• **Work to do**
Pull out every line below that holds the word "fill".

• **Given records**
▬▬▬▬▬▬
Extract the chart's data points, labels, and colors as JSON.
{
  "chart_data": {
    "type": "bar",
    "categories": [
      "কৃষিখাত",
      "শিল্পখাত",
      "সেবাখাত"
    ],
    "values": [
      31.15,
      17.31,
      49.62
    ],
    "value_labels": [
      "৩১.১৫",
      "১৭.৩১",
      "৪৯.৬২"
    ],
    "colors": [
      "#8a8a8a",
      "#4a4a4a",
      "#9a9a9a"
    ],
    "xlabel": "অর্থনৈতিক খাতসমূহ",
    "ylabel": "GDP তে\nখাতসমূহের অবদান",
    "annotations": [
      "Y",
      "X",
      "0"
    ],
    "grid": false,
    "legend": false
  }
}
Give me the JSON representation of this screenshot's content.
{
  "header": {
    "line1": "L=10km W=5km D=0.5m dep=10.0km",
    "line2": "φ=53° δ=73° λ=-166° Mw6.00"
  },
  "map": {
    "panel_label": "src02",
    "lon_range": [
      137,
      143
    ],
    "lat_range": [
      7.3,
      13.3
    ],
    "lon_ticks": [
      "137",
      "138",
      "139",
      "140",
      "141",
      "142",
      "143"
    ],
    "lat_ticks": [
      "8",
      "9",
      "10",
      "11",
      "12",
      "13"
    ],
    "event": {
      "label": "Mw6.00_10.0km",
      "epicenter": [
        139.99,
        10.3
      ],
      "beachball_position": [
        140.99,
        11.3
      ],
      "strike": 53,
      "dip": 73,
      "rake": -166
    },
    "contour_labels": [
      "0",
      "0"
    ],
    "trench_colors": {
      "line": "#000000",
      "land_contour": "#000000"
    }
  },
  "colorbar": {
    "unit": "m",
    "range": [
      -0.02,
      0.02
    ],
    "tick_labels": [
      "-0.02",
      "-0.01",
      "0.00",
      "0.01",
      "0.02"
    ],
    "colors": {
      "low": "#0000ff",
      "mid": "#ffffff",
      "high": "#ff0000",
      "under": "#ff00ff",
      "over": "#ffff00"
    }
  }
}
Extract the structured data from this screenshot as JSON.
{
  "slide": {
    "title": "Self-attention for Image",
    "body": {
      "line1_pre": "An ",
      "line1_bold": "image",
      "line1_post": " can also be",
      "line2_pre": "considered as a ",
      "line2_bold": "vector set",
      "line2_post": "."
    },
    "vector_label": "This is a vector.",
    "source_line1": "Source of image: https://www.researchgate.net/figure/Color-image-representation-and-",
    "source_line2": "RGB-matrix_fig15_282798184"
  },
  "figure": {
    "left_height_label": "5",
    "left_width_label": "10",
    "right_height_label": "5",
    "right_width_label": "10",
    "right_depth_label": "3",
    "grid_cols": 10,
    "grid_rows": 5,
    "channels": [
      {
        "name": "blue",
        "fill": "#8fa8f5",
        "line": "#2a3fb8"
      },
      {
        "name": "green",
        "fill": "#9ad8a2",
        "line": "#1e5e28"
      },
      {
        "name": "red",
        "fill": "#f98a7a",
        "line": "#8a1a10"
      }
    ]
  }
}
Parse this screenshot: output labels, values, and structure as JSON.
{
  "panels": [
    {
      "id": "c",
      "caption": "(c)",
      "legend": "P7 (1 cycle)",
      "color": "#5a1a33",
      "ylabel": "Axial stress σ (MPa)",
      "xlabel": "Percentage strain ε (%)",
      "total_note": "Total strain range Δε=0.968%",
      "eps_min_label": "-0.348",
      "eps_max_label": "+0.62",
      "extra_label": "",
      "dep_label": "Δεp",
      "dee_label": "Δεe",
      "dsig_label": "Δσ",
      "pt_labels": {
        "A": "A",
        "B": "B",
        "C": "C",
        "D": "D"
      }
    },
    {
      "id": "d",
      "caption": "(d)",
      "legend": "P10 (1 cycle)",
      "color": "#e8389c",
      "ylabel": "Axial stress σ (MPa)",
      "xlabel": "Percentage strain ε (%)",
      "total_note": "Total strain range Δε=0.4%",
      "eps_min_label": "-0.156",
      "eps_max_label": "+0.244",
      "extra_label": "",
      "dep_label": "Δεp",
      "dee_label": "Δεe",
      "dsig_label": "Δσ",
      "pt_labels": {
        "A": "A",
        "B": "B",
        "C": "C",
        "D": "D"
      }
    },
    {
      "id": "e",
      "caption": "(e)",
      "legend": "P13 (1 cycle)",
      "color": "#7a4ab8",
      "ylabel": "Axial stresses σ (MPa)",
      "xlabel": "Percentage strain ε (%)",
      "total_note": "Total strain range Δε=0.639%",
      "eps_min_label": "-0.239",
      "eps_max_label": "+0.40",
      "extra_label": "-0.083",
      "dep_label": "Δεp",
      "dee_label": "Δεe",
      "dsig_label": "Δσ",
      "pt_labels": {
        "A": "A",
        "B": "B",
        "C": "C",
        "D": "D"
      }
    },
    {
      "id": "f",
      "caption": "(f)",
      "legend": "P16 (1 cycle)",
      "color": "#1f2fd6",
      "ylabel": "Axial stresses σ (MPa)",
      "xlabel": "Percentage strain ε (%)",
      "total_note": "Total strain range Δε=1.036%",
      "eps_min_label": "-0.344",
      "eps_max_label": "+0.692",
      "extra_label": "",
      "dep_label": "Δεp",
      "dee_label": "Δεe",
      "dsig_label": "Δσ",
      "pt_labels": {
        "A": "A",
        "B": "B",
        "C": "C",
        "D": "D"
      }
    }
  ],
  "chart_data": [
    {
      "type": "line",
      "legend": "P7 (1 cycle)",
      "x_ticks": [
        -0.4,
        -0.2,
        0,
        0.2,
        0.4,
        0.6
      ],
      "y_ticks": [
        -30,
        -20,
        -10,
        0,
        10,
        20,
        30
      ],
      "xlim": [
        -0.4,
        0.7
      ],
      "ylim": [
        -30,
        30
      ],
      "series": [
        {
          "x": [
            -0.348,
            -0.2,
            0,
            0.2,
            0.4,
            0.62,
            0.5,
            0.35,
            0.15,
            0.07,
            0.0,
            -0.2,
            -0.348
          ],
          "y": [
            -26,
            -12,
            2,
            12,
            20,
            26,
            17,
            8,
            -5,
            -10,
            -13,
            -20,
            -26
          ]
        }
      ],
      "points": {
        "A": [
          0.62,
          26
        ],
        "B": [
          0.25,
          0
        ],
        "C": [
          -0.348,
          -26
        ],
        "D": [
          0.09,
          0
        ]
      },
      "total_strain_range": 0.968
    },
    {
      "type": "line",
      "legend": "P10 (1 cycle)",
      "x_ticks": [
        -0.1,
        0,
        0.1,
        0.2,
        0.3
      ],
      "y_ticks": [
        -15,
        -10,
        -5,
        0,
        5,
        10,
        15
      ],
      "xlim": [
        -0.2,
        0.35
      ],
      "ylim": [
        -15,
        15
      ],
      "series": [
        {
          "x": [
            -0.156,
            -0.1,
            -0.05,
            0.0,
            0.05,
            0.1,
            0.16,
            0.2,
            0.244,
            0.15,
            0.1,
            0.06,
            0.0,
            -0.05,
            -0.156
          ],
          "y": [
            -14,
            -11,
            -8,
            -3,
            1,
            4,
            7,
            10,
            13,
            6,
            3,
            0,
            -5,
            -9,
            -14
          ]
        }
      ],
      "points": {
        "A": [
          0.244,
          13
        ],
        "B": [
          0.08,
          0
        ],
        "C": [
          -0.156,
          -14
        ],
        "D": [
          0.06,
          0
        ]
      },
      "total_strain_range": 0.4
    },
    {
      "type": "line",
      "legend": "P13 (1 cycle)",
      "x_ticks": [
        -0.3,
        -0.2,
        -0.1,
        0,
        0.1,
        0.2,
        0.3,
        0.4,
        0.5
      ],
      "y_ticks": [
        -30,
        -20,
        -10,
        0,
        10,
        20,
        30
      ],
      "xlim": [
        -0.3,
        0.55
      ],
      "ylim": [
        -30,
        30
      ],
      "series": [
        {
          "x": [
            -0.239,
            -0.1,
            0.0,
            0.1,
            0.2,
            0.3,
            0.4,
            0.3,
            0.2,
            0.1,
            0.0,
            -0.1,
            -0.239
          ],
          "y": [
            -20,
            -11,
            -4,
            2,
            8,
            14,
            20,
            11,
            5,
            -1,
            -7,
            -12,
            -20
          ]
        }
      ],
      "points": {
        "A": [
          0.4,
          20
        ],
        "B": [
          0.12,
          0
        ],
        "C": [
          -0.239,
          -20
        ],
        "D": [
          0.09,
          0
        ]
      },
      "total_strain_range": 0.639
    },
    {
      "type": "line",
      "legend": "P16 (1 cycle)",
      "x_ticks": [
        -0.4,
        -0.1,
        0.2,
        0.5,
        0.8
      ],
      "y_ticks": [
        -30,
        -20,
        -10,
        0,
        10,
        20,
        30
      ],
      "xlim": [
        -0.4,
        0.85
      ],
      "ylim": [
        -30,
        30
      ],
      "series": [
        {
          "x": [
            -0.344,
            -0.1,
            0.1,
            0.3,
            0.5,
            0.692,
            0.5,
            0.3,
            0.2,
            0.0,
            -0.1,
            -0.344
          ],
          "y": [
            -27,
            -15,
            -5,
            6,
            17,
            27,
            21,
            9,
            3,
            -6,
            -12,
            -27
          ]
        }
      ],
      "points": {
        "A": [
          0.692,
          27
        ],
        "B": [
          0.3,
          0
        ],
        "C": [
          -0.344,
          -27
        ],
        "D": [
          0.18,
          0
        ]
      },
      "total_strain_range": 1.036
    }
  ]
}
▬▬▬▬▬▬
• **Answer to this task**
        "fill": "#8fa8f5",
        "fill": "#9ad8a2",
        "fill": "#f98a7a",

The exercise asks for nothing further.